**Given passage:**
--------------------

In [13]:
%load_ext autoreload
%autoreload 2

The autoreload extension is already loaded. To reload it, use:
  %reload_ext autoreload


In [14]:
import logging

for handler in logging.root.handlers:
    logging.root.removeHandler(handler)
logging.basicConfig(level=logging.INFO)

In [15]:
# Set project root
from pathlib import Path

PROJECT_ROOT = Path("..").resolve()
PROJECT_ROOT_LS = [p.name for p in PROJECT_ROOT.iterdir()]
assert "featurologists" in PROJECT_ROOT_LS, f"Not a project root? {PROJECT_ROOT}, pwd: {Path().resolve()}"

In [16]:
MODELS_DIR = PROJECT_ROOT/'models/cancellation_prediction'
DATA_DIR = PROJECT_ROOT/'data/output/cancellation_prediction'

PREPROCESSED_DATA_PATH = DATA_DIR / 'offline_preprocessed.csv'
COUNTRY_ENCODER_PATH = DATA_DIR / 'country_encoder.npy'

In [17]:
import pandas as pd
from featurologists.cancellation_prediction import (
    build_country_encoder,
    save_country_encoder,
    load_country_encoder,
    preprocess_replace_invoice_date,
    train_test_split,
    train_xgboost,
    predict,
    calc_all_metrics,
    save_model,
)

import sklearn

In [18]:
data = pd.read_csv(PREPROCESSED_DATA_PATH)
data

Unnamed: 0,InvoiceDate,Quantity,UnitPrice,Country,IsCancelled
0,2010-12-01 08:26:00,6,2.55,34,0
1,2010-12-01 08:26:00,6,3.39,34,0
2,2010-12-01 08:26:00,8,2.75,34,0
3,2010-12-01 08:26:00,6,3.39,34,0
4,2010-12-01 08:26:00,6,3.39,34,0
...,...,...,...,...,...
263810,2011-09-30 15:52:00,4,4.25,34,0
263811,2011-09-30 15:52:00,4,4.25,34,0
263812,2011-09-30 15:52:00,12,2.10,34,0
263813,2011-09-30 15:52:00,12,2.10,34,0


In [19]:
country_encoder = load_country_encoder(COUNTRY_ENCODER_PATH)
country_encoder.classes_

array(['Australia', 'Austria', 'Bahrain', 'Belgium', 'Brazil', 'Canada',
       'Channel Islands', 'Cyprus', 'Czech Republic', 'Denmark', 'EIRE',
       'European Community', 'Finland', 'France', 'Germany', 'Greece',
       'Iceland', 'Israel', 'Italy', 'Japan', 'Lebanon', 'Lithuania',
       'Malta', 'Netherlands', 'Norway', 'Poland', 'Portugal',
       'Saudi Arabia', 'Singapore', 'Spain', 'Sweden', 'Switzerland',
       'USA', 'United Arab Emirates', 'United Kingdom', 'Unspecified'],
      dtype='<U20')

--------------------

**Records shown:**

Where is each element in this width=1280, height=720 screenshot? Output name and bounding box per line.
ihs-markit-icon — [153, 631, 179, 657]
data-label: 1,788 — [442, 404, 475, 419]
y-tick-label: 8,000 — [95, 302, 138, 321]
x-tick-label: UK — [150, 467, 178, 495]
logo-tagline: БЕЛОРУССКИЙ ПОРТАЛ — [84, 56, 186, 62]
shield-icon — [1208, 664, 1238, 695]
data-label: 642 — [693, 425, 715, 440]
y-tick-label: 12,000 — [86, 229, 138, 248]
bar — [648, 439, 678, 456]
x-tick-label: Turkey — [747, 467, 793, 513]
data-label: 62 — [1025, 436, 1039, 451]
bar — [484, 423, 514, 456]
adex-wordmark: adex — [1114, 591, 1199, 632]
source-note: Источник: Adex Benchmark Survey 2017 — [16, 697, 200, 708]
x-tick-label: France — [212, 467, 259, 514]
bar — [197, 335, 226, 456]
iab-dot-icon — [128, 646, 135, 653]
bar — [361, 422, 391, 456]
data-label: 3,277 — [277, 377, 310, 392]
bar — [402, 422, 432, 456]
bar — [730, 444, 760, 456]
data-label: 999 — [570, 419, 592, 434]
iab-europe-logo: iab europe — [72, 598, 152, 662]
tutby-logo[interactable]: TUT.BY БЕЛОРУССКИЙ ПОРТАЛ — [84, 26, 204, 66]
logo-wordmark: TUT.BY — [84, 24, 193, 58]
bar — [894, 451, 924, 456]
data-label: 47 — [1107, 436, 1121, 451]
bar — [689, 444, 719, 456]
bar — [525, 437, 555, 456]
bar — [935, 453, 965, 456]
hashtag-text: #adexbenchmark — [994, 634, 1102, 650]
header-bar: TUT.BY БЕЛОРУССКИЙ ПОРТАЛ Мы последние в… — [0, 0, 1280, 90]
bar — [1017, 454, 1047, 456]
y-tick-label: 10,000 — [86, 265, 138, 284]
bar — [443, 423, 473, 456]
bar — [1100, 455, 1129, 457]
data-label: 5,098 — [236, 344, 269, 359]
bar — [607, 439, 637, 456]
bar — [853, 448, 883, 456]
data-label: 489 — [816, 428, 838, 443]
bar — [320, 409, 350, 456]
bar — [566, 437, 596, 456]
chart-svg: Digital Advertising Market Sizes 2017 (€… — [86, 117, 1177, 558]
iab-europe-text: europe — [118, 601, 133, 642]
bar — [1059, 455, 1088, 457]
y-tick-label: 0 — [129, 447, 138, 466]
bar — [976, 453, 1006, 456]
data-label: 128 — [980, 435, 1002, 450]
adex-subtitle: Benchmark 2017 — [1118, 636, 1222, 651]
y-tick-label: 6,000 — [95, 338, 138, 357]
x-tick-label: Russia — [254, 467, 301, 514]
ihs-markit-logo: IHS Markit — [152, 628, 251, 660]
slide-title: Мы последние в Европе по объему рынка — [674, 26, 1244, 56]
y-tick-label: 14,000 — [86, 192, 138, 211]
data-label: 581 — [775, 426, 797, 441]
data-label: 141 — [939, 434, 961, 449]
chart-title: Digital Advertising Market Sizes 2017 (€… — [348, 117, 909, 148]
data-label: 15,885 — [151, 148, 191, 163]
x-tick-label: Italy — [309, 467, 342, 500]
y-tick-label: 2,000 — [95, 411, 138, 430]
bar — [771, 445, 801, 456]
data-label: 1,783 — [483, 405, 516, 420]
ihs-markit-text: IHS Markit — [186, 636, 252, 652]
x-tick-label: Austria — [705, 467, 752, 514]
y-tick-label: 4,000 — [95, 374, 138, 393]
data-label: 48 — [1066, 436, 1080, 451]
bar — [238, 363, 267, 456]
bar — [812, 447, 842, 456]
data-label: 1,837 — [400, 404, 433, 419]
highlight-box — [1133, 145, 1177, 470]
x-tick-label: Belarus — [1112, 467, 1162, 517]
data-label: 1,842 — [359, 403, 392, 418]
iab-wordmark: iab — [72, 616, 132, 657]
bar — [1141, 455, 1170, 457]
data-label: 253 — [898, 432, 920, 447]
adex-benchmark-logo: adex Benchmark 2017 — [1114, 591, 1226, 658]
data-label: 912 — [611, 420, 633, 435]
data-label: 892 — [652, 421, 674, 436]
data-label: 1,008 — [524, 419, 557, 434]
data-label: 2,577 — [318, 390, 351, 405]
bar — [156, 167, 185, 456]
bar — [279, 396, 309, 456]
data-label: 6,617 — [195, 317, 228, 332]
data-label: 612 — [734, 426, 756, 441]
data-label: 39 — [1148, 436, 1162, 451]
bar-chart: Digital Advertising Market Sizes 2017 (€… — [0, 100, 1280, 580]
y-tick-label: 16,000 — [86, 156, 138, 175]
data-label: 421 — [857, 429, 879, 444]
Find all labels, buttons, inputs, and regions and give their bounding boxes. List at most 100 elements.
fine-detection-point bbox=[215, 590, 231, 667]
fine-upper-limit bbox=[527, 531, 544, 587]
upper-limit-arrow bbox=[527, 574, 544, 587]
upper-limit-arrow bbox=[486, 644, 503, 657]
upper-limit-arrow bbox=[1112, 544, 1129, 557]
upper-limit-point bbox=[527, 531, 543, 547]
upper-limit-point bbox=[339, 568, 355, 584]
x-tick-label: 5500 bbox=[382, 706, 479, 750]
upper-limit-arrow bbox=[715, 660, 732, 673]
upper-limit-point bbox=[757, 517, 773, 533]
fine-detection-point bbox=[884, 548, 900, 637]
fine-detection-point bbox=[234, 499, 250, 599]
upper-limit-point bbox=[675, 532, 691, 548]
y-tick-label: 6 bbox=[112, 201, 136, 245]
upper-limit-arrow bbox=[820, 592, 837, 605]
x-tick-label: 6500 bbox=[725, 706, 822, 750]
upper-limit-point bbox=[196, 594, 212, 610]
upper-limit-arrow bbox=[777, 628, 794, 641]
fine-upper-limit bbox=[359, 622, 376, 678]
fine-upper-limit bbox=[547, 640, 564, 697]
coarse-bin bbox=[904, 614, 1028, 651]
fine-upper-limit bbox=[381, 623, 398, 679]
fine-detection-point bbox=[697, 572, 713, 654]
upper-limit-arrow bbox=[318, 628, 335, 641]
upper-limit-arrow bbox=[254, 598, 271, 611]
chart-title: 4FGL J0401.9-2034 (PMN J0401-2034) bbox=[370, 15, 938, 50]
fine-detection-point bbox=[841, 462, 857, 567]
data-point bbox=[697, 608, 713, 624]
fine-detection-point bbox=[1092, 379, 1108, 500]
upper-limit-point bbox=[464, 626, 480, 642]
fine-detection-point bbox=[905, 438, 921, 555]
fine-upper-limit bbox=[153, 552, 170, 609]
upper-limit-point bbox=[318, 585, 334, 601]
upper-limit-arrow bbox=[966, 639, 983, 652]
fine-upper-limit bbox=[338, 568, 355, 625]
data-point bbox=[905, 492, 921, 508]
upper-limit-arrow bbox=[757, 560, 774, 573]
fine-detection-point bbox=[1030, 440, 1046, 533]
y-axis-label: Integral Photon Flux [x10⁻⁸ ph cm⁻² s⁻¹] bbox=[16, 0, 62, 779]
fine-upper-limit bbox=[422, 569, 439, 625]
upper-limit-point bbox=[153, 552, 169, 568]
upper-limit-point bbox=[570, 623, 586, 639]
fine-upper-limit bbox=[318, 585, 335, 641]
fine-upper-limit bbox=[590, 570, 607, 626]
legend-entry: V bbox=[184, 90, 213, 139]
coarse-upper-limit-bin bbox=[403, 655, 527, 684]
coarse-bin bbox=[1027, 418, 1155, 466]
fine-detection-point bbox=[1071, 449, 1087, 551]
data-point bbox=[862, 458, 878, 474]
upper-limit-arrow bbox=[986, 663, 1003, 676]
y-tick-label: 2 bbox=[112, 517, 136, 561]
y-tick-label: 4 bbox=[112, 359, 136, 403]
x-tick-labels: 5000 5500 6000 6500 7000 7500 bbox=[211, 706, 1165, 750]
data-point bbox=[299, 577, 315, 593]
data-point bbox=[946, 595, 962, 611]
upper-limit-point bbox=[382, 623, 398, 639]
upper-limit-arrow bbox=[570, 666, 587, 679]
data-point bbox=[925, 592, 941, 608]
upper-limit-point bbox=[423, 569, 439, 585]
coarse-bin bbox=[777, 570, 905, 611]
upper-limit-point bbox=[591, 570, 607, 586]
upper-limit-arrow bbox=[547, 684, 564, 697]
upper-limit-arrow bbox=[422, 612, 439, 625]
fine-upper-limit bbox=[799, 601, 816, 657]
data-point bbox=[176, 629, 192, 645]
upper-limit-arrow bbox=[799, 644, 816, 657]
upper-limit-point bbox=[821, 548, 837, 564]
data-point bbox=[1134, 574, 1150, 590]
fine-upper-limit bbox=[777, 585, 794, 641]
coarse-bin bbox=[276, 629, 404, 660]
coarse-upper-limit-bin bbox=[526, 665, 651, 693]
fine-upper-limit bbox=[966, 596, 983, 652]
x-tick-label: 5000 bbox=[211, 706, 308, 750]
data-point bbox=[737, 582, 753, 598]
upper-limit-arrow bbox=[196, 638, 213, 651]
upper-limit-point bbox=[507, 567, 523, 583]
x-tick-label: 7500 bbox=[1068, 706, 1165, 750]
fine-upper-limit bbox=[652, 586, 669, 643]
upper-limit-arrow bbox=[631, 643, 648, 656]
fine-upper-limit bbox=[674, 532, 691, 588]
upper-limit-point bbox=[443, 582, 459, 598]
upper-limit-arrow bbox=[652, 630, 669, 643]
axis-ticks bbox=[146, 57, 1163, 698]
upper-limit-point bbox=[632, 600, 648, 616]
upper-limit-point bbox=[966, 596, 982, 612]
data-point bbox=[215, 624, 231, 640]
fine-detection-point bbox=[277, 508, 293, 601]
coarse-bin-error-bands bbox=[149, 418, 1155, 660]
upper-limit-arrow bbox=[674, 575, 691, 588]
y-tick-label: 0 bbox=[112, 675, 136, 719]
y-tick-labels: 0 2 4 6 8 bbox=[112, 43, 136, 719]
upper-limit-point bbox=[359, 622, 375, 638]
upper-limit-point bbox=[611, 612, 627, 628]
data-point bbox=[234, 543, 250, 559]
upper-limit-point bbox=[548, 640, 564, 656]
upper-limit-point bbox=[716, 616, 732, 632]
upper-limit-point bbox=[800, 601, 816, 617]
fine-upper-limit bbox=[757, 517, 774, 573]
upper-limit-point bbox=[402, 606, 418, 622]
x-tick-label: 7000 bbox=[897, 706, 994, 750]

--------------------

**Questions on the material:**
(1) In the notebook, what file name is joined to DATA_DIR to form PREPROCESSED_DATA_PATH?
(2) Will you transcribe the notebook, beginning at the words "The autoreload extension" and stopping after "logging.root.removeHandler(handler)"?

**Task-by-task outputs:**
(1) offline_preprocessed.csv

(2)
The autoreload extension is already loaded. To reload it, use:
  %reload_ext autoreload


In [14]:
import logging

for handler in logging.root.handlers:
    logging.root.removeHandler(handler)